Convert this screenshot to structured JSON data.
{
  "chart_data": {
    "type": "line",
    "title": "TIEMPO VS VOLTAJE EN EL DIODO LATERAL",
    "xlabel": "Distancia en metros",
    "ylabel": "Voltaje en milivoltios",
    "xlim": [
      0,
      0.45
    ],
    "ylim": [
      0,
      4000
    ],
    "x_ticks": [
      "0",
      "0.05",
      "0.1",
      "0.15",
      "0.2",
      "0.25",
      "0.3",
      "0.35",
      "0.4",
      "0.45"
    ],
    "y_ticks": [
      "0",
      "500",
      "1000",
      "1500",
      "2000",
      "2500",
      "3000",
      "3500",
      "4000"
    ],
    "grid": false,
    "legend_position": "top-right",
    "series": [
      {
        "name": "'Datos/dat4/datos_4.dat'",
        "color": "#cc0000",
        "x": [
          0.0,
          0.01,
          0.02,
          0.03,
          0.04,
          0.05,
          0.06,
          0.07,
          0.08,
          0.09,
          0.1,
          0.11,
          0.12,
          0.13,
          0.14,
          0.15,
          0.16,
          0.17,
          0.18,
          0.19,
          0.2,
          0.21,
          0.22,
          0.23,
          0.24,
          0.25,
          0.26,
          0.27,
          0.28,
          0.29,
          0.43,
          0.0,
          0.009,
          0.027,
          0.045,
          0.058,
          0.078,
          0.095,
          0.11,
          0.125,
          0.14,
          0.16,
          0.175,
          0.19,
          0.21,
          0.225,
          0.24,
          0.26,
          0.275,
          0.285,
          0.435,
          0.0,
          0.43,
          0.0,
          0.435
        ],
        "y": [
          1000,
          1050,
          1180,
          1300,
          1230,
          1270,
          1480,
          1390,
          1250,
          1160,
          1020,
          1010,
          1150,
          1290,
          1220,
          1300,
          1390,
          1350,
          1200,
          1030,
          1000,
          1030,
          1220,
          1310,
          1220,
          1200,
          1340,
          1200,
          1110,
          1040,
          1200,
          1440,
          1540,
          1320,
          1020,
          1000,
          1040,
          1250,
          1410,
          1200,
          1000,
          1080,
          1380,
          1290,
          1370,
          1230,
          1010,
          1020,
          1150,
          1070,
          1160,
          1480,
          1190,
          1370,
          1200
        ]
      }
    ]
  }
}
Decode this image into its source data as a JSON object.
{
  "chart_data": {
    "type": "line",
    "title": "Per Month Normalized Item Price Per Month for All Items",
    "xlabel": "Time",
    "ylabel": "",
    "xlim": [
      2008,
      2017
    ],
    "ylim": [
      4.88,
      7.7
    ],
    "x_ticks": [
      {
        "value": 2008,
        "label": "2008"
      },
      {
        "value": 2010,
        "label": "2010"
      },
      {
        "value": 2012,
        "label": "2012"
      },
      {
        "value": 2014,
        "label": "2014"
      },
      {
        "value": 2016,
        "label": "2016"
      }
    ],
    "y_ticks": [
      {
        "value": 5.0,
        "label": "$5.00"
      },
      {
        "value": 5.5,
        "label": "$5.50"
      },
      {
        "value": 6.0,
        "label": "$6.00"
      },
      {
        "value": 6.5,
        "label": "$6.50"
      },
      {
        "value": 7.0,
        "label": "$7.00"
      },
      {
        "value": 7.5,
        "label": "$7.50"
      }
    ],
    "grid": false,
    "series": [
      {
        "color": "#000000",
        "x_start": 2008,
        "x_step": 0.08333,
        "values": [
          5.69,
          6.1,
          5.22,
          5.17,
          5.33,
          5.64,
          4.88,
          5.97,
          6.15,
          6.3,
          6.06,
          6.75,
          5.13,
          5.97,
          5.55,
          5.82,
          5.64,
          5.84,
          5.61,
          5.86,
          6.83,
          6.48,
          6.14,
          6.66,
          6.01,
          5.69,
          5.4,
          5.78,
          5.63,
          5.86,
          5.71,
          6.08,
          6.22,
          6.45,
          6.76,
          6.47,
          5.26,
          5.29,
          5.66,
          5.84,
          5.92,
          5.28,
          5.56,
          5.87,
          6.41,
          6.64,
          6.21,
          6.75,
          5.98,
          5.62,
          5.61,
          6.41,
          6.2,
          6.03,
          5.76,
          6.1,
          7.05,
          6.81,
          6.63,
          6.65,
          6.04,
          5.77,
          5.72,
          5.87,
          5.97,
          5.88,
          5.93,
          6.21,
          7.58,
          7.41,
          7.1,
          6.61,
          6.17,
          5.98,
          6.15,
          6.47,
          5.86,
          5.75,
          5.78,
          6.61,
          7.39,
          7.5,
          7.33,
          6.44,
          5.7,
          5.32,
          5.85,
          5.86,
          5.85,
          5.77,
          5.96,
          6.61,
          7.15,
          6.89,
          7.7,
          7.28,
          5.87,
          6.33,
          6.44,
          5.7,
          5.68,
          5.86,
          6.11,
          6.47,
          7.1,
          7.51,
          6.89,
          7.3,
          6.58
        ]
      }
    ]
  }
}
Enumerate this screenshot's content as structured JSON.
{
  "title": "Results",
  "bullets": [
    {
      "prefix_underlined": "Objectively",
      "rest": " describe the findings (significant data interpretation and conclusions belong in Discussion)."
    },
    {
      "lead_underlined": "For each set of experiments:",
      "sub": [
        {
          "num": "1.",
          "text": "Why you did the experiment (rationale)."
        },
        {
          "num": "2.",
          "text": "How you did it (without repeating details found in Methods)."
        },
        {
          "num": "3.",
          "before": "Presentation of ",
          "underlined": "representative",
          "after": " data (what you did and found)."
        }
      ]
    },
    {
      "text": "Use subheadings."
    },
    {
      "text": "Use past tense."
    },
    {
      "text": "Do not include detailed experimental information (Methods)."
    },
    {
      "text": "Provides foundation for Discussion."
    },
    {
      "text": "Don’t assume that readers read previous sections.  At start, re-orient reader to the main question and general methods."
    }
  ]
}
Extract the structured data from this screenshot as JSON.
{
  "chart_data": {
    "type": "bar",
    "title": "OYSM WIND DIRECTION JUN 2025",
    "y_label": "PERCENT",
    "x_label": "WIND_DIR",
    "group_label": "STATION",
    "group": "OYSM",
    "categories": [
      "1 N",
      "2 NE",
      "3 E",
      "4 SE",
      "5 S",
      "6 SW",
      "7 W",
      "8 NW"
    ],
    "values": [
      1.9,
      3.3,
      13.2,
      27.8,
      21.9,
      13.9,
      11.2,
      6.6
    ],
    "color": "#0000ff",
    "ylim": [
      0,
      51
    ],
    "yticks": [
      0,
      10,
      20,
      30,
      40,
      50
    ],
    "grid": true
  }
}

■ Instructions for the task: Emit verbatim the lines running from the one with "Enumerate this screenshot's" through the last line of the data, both endpoints inclusive.

■ Final result:
Enumerate this screenshot's content as structured JSON.
{
  "title": "Results",
  "bullets": [
    {
      "prefix_underlined": "Objectively",
      "rest": " describe the findings (significant data interpretation and conclusions belong in Discussion)."
    },
    {
      "lead_underlined": "For each set of experiments:",
      "sub": [
        {
          "num": "1.",
          "text": "Why you did the experiment (rationale)."
        },
        {
          "num": "2.",
          "text": "How you did it (without repeating details found in Methods)."
        },
        {
          "num": "3.",
          "before": "Presentation of ",
          "underlined": "representative",
          "after": " data (what you did and found)."
        }
      ]
    },
    {
      "text": "Use subheadings."
    },
    {
      "text": "Use past tense."
    },
    {
      "text": "Do not include detailed experimental information (Methods)."
    },
    {
      "text": "Provides foundation for Discussion."
    },
    {
      "text": "Don’t assume that readers read previous sections.  At start, re-orient reader to the main question and general methods."
    }
  ]
}
Extract the structured data from this screenshot as JSON.
{
  "chart_data": {
    "type": "bar",
    "title": "OYSM WIND DIRECTION JUN 2025",
    "y_label": "PERCENT",
    "x_label": "WIND_DIR",
    "group_label": "STATION",
    "group": "OYSM",
    "categories": [
      "1 N",
      "2 NE",
      "3 E",
      "4 SE",
      "5 S",
      "6 SW",
      "7 W",
      "8 NW"
    ],
    "values": [
      1.9,
      3.3,
      13.2,
      27.8,
      21.9,
      13.9,
      11.2,
      6.6
    ],
    "color": "#0000ff",
    "ylim": [
      0,
      51
    ],
    "yticks": [
      0,
      10,
      20,
      30,
      40,
      50
    ],
    "grid": true
  }
}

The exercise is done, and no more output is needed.